BEGIN SOURCE RECORDS
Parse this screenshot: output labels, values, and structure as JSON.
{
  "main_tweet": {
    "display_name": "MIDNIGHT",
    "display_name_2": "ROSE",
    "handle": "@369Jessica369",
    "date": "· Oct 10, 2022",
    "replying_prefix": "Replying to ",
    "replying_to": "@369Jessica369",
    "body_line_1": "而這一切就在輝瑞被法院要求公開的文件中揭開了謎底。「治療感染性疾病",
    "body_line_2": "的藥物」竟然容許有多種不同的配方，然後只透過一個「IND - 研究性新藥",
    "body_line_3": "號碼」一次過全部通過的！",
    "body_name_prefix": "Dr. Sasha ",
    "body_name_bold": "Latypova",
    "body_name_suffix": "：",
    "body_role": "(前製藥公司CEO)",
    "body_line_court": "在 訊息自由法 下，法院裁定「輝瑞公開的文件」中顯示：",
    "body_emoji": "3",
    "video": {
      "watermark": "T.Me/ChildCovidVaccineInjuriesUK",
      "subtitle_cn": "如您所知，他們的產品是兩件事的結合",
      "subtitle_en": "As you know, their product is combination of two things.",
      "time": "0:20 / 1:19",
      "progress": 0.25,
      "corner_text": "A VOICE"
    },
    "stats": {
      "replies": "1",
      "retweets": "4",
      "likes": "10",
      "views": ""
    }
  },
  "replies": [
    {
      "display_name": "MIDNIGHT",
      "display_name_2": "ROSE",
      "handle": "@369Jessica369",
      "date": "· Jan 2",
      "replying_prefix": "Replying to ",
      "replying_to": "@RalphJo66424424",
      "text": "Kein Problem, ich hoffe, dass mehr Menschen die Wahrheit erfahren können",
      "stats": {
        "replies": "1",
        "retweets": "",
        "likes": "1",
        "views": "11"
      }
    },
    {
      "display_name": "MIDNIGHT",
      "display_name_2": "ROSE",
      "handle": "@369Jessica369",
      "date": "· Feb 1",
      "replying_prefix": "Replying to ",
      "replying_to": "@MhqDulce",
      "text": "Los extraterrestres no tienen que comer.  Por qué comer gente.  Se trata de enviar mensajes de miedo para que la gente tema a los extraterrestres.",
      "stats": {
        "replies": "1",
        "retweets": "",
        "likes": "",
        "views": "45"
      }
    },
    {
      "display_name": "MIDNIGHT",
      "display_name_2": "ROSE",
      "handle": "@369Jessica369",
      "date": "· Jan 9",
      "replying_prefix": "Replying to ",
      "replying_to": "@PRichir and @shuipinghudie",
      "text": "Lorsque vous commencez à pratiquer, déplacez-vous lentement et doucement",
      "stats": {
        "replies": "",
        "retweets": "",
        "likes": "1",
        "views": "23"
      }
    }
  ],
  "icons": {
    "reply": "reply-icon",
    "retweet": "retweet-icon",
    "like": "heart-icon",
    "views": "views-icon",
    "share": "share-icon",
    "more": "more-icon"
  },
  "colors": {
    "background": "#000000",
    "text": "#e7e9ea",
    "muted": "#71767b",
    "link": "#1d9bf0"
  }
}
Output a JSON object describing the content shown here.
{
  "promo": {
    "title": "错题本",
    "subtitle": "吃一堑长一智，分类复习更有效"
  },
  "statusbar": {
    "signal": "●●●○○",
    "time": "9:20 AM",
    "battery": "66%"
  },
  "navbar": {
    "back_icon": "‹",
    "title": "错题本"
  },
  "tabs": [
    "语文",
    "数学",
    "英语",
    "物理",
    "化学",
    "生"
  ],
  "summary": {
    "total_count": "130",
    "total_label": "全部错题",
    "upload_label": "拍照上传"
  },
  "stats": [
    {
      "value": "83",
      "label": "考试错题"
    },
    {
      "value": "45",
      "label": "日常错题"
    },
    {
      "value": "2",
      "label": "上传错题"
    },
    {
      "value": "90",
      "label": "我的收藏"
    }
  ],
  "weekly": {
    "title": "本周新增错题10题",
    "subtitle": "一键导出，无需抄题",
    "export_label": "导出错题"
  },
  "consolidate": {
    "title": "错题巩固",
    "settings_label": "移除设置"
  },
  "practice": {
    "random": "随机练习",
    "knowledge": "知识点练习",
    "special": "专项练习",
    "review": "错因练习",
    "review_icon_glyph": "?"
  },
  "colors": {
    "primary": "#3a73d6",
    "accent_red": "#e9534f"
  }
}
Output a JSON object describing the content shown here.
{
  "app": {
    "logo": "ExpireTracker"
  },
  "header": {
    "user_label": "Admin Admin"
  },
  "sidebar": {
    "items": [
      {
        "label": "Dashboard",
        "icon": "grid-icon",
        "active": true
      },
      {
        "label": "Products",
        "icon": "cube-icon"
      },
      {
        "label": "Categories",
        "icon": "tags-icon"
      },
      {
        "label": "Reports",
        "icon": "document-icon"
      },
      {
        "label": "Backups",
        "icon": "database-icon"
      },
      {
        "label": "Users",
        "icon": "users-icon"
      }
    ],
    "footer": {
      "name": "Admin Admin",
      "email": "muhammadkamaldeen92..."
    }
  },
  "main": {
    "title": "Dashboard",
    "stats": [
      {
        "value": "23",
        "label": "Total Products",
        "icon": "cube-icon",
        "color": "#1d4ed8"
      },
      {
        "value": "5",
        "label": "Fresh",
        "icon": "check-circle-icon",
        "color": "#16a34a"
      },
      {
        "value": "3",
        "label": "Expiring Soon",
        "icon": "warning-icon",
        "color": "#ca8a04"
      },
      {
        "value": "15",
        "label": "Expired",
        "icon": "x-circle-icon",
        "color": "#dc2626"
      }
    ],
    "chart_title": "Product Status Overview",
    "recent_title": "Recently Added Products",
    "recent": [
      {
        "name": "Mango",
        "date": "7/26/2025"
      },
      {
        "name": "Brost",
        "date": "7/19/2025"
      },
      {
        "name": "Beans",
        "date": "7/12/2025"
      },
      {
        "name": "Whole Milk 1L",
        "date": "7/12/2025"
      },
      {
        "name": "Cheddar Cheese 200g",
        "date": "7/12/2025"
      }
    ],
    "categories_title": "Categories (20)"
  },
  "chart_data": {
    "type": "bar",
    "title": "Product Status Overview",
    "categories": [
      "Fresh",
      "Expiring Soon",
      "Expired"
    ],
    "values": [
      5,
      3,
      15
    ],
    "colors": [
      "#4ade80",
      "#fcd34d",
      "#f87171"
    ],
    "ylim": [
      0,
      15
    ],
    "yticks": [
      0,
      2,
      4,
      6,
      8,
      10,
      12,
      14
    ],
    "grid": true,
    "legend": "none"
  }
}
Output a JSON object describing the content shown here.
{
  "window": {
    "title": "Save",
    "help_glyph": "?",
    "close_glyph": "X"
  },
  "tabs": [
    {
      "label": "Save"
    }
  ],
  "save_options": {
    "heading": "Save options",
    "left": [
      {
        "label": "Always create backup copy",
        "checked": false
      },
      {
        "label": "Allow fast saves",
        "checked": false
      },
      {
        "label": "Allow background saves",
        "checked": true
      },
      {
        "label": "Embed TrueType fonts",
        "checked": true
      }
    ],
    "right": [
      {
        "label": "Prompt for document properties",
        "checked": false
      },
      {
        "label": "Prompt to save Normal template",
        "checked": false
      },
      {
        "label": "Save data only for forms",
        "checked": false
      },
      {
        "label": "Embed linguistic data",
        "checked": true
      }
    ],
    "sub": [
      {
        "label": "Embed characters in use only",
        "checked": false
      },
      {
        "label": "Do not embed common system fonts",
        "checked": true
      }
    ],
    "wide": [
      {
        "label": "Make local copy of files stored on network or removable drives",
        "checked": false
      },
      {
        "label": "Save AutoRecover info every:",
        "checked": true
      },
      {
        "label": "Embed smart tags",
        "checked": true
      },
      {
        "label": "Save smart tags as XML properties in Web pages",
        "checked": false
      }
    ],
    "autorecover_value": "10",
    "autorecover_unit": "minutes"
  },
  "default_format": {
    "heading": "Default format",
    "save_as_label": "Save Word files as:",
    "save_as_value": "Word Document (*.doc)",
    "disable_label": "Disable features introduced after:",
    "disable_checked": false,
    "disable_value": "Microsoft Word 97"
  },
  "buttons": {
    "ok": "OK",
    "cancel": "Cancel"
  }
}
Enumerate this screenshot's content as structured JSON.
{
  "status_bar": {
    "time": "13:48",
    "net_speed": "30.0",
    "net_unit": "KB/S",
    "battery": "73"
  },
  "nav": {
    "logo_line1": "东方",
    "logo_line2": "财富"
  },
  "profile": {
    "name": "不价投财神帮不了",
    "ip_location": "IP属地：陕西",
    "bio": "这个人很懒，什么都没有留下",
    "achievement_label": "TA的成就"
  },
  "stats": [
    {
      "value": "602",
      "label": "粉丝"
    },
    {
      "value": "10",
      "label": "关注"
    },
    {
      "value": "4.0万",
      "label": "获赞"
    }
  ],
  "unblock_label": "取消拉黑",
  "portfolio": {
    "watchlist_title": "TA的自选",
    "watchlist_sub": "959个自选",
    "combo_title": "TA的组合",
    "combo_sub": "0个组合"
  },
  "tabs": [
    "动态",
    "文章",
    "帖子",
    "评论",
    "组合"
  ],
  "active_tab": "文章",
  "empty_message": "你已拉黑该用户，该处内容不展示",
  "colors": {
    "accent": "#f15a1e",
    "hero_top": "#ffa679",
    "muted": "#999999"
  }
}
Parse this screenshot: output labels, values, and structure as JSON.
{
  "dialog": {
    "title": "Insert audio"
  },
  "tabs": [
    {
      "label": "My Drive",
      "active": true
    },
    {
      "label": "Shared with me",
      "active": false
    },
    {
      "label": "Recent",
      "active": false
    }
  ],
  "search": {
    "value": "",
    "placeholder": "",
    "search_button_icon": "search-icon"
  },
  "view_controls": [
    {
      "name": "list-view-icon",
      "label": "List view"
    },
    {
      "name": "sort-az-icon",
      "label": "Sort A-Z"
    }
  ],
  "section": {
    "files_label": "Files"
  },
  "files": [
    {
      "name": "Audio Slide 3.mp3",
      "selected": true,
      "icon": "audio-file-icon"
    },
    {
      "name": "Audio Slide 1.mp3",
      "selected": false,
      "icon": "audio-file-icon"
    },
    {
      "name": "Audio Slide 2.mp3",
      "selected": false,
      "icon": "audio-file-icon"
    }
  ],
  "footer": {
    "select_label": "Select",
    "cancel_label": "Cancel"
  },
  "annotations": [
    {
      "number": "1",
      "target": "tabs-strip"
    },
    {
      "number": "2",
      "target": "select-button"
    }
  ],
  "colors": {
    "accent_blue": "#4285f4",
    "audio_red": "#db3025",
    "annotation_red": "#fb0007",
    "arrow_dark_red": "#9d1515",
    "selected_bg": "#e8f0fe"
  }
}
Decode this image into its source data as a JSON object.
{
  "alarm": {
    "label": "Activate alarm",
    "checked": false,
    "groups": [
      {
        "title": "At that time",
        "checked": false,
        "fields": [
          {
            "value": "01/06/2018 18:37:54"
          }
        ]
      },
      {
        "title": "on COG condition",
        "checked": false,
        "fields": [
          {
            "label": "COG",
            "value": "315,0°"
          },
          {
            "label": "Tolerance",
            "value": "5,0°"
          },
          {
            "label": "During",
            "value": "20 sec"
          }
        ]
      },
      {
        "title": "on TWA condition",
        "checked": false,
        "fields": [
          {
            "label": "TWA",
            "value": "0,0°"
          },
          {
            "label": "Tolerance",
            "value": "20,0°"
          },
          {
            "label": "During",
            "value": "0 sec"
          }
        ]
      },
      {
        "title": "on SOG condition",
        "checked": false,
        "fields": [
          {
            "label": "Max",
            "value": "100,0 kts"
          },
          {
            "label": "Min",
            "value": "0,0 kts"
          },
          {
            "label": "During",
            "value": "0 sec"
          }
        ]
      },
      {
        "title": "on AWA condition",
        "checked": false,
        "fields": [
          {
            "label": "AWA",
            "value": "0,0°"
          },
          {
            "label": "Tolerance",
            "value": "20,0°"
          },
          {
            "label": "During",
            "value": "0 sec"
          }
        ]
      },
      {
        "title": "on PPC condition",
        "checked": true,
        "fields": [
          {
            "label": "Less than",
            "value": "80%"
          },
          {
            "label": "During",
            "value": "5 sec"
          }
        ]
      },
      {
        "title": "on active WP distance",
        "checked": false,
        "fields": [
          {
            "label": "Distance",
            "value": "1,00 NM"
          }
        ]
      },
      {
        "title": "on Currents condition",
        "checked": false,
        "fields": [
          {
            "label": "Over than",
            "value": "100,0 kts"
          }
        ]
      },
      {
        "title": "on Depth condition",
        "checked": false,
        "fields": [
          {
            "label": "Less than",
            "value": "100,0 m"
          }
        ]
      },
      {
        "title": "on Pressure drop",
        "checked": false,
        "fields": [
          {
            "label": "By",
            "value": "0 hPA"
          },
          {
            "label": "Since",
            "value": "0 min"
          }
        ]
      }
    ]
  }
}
END SOURCE RECORDS
STATED GOAL
Look through the entries and work out how many lines have the word "copy" in them; reply with that number only.

THE COMPLETED TASK
2